= WHAT TO DO =
Look through the listing and locate every line containing the word "items"; copy those lines.
## BEGIN MATERIAL FOR THIS EXERCISE
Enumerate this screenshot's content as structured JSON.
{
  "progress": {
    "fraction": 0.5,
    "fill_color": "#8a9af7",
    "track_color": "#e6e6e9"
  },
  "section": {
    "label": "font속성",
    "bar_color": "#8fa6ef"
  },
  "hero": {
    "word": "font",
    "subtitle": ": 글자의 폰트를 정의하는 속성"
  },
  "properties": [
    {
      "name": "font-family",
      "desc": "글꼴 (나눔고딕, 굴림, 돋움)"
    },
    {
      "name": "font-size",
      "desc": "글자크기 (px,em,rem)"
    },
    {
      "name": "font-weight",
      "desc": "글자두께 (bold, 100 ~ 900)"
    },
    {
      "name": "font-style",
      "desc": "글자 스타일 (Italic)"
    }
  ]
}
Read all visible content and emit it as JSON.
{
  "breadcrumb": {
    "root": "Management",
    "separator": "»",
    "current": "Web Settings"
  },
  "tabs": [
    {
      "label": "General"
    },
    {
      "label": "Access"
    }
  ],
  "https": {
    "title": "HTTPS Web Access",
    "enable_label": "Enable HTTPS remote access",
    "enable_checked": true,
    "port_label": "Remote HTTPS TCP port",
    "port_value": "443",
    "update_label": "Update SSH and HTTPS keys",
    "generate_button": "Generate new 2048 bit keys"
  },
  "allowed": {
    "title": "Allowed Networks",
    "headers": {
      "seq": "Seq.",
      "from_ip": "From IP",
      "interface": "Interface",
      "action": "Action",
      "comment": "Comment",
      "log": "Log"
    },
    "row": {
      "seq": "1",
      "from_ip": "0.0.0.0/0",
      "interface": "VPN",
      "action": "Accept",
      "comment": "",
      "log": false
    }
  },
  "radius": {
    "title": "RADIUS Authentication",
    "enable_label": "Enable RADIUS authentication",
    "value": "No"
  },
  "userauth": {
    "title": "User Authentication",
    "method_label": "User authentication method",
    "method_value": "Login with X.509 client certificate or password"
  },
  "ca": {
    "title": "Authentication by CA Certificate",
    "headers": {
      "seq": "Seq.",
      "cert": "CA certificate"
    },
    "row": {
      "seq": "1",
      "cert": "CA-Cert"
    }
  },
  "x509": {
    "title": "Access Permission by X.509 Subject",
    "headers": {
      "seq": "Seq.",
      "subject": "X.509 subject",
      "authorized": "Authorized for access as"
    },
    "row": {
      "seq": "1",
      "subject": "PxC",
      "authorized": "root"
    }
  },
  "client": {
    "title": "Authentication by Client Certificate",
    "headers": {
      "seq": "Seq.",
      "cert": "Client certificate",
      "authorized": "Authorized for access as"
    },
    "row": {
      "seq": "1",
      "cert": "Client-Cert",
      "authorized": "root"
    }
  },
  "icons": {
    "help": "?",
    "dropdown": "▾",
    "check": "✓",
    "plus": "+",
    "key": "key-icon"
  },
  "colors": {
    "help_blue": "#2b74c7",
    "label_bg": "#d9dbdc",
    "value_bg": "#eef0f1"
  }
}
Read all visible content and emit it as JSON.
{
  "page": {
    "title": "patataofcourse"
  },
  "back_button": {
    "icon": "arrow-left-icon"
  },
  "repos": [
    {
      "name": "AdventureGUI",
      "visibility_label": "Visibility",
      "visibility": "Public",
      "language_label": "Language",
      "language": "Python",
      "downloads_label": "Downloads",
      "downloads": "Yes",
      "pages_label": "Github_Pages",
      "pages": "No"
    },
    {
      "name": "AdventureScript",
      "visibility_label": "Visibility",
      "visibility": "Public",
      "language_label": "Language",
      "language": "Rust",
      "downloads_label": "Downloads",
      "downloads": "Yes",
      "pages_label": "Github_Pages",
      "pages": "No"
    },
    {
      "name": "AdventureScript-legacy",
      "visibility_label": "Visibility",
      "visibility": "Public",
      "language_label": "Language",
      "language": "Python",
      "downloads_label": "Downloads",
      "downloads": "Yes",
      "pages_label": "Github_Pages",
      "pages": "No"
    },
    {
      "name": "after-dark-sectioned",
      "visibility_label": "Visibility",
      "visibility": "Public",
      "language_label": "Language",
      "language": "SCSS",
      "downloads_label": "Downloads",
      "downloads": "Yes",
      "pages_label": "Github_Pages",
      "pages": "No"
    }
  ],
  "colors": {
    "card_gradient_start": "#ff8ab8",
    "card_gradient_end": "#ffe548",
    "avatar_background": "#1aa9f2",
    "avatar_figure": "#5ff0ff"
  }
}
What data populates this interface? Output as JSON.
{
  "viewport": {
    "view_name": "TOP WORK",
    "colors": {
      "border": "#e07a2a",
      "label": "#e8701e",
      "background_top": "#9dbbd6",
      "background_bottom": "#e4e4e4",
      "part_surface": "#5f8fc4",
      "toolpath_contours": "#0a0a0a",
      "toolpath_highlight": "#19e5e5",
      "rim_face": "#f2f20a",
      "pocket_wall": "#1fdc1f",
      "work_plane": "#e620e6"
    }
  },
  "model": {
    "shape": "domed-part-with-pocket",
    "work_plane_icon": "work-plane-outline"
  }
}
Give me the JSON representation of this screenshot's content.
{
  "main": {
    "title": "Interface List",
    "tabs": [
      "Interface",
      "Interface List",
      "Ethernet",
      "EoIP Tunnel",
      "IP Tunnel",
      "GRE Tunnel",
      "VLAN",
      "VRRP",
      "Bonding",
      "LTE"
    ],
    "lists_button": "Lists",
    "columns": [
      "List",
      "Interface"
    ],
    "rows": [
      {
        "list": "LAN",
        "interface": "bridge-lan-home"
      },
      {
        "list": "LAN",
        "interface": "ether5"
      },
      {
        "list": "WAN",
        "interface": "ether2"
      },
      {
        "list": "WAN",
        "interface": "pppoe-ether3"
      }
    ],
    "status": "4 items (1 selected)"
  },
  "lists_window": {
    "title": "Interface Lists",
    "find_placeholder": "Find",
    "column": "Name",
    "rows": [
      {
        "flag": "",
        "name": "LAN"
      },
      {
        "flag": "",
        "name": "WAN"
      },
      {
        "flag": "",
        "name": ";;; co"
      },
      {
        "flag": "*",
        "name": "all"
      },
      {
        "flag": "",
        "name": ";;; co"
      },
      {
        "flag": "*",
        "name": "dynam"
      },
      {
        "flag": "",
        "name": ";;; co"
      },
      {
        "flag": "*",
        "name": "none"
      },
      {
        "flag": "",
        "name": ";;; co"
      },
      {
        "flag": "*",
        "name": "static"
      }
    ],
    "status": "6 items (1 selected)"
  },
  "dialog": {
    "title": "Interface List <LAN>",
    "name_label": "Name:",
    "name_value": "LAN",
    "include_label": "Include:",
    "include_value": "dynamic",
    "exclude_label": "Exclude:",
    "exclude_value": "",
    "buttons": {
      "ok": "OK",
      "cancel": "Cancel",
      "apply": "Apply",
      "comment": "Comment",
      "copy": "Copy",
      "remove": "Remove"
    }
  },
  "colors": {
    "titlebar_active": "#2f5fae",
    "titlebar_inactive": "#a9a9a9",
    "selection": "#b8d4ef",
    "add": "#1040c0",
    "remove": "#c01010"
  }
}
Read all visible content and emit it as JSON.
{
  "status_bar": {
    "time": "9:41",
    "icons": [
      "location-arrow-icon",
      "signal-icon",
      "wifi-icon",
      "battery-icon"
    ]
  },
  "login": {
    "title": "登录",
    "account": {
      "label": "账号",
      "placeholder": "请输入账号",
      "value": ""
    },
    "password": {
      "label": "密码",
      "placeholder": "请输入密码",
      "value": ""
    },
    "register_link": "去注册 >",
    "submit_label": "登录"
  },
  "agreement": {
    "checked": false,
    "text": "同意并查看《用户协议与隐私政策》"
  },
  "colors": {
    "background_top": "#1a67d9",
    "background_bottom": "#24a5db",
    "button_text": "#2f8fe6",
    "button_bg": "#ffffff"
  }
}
## END MATERIAL FOR THIS EXERCISE
= RESPONSE BELOW =
    "status": "4 items (1 selected)"
    "status": "6 items (1 selected)"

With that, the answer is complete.